┏━━

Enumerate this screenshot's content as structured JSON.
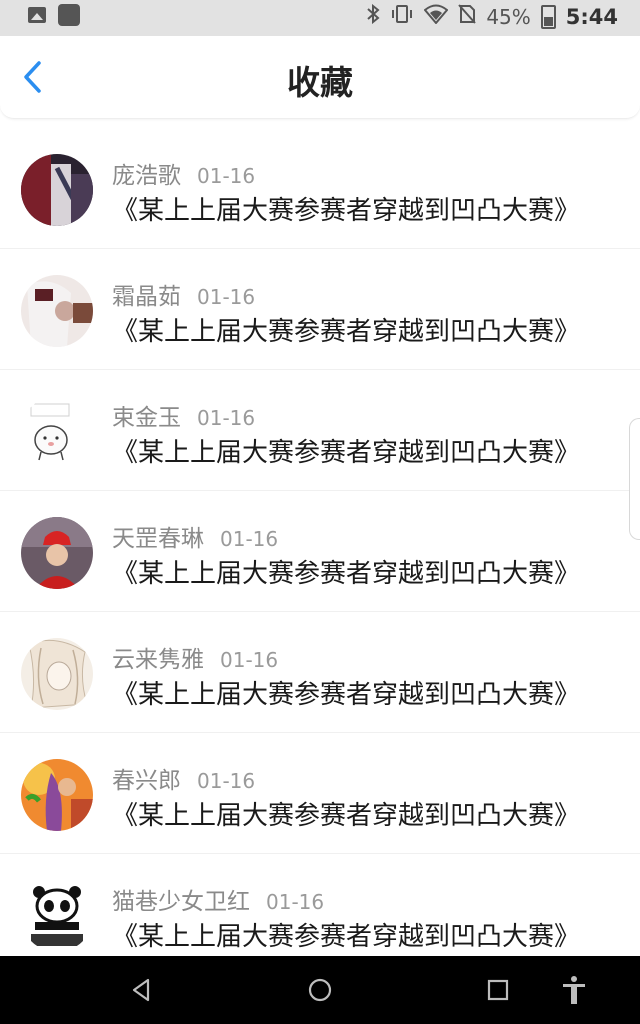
{
  "status_bar": {
    "battery_pct": "45%",
    "time": "5:44",
    "icons": [
      "image-icon",
      "app-icon",
      "bluetooth-icon",
      "vibrate-icon",
      "wifi-icon",
      "no-sim-icon",
      "battery-icon"
    ]
  },
  "header": {
    "title": "收藏",
    "back_icon": "chevron-left-icon"
  },
  "items": [
    {
      "name": "庞浩歌",
      "date": "01-16",
      "message": "《某上上届大赛参赛者穿越到凹凸大赛》"
    },
    {
      "name": "霜晶茹",
      "date": "01-16",
      "message": "《某上上届大赛参赛者穿越到凹凸大赛》"
    },
    {
      "name": "束金玉",
      "date": "01-16",
      "message": "《某上上届大赛参赛者穿越到凹凸大赛》"
    },
    {
      "name": "天罡春琳",
      "date": "01-16",
      "message": "《某上上届大赛参赛者穿越到凹凸大赛》"
    },
    {
      "name": "云来隽雅",
      "date": "01-16",
      "message": "《某上上届大赛参赛者穿越到凹凸大赛》"
    },
    {
      "name": "春兴郎",
      "date": "01-16",
      "message": "《某上上届大赛参赛者穿越到凹凸大赛》"
    },
    {
      "name": "猫巷少女卫红",
      "date": "01-16",
      "message": "《某上上届大赛参赛者穿越到凹凸大赛》"
    }
  ],
  "nav_bar": {
    "buttons": [
      "back-triangle-icon",
      "home-circle-icon",
      "recents-square-icon",
      "accessibility-icon"
    ]
  },
  "colors": {
    "accent": "#2b8ef0",
    "status_bar_bg": "#e2e2e2",
    "nav_bar_bg": "#000000"
  }
}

┗━━

* Set task
Skipping the pictures, transcribe each line above exactly as it appears.

* Correct response
Enumerate this screenshot's content as structured JSON.
{
  "status_bar": {
    "battery_pct": "45%",
    "time": "5:44",
    "icons": [
      "image-icon",
      "app-icon",
      "bluetooth-icon",
      "vibrate-icon",
      "wifi-icon",
      "no-sim-icon",
      "battery-icon"
    ]
  },
  "header": {
    "title": "收藏",
    "back_icon": "chevron-left-icon"
  },
  "items": [
    {
      "name": "庞浩歌",
      "date": "01-16",
      "message": "《某上上届大赛参赛者穿越到凹凸大赛》"
    },
    {
      "name": "霜晶茹",
      "date": "01-16",
      "message": "《某上上届大赛参赛者穿越到凹凸大赛》"
    },
    {
      "name": "束金玉",
      "date": "01-16",
      "message": "《某上上届大赛参赛者穿越到凹凸大赛》"
    },
    {
      "name": "天罡春琳",
      "date": "01-16",
      "message": "《某上上届大赛参赛者穿越到凹凸大赛》"
    },
    {
      "name": "云来隽雅",
      "date": "01-16",
      "message": "《某上上届大赛参赛者穿越到凹凸大赛》"
    },
    {
      "name": "春兴郎",
      "date": "01-16",
      "message": "《某上上届大赛参赛者穿越到凹凸大赛》"
    },
    {
      "name": "猫巷少女卫红",
      "date": "01-16",
      "message": "《某上上届大赛参赛者穿越到凹凸大赛》"
    }
  ],
  "nav_bar": {
    "buttons": [
      "back-triangle-icon",
      "home-circle-icon",
      "recents-square-icon",
      "accessibility-icon"
    ]
  },
  "colors": {
    "accent": "#2b8ef0",
    "status_bar_bg": "#e2e2e2",
    "nav_bar_bg": "#000000"
  }
}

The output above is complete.